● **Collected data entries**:
---+---

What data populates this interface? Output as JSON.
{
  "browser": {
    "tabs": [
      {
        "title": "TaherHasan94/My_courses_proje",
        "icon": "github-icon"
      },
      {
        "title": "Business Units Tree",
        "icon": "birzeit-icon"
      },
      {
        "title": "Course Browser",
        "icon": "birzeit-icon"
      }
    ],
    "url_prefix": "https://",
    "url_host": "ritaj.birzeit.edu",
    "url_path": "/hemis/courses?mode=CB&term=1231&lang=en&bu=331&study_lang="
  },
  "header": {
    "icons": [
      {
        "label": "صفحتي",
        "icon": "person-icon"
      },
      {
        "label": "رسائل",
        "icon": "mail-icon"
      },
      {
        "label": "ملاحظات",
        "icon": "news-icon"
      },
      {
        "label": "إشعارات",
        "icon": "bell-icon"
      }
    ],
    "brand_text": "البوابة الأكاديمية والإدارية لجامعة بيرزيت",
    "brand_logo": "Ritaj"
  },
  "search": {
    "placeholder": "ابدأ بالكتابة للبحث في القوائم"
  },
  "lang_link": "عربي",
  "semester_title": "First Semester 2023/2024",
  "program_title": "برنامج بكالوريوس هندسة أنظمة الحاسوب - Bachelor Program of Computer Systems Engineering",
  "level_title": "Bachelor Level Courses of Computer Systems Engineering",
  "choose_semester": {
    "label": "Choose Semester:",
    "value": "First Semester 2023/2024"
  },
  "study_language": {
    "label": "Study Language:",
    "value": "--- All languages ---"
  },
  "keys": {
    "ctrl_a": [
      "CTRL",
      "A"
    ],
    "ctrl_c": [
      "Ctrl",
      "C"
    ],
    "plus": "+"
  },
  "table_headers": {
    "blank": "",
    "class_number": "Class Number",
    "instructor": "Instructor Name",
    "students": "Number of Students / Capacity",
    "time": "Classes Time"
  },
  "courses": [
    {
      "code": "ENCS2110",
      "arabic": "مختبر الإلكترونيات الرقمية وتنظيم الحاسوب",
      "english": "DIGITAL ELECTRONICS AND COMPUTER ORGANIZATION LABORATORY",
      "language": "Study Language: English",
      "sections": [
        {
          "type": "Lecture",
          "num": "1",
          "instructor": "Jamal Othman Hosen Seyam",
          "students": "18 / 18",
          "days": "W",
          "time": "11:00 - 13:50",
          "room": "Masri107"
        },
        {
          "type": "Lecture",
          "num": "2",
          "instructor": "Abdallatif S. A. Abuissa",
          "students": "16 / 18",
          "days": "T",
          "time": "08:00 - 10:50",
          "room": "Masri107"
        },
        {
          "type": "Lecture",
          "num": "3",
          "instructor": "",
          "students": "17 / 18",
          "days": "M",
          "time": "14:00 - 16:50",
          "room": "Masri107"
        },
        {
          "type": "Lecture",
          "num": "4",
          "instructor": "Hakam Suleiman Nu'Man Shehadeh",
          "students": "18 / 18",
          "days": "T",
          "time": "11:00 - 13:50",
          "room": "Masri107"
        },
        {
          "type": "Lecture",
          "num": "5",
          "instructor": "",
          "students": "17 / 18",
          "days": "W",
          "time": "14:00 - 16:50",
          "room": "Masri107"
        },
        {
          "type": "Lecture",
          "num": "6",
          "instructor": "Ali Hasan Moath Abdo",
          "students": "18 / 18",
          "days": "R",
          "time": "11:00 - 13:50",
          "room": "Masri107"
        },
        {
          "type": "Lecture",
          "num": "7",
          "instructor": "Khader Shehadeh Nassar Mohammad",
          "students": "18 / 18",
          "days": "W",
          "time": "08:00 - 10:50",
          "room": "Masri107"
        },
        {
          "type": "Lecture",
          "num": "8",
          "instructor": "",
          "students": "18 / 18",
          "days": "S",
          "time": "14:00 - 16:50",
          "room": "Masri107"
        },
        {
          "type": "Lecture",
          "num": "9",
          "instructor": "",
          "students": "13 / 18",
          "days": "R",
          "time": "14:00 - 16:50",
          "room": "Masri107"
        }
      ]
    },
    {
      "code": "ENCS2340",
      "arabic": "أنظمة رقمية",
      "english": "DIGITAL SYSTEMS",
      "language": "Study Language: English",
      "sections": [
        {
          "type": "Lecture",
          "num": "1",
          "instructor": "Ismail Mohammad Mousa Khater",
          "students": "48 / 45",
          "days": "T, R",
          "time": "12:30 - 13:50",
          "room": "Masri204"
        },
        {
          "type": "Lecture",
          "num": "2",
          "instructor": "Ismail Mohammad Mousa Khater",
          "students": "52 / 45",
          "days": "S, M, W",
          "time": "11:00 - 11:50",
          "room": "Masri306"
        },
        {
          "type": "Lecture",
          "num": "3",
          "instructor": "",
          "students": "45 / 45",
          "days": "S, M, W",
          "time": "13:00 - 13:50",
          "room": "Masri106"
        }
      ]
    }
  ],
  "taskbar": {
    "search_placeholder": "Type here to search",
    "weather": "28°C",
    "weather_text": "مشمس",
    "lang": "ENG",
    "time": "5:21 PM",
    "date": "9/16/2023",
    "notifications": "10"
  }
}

---+---

● **SET TASK**:
Go through the records above, find every line with the word "First", and list those lines.

● **EXERCISE RESPONSE**:
  "semester_title": "First Semester 2023/2024",
    "value": "First Semester 2023/2024"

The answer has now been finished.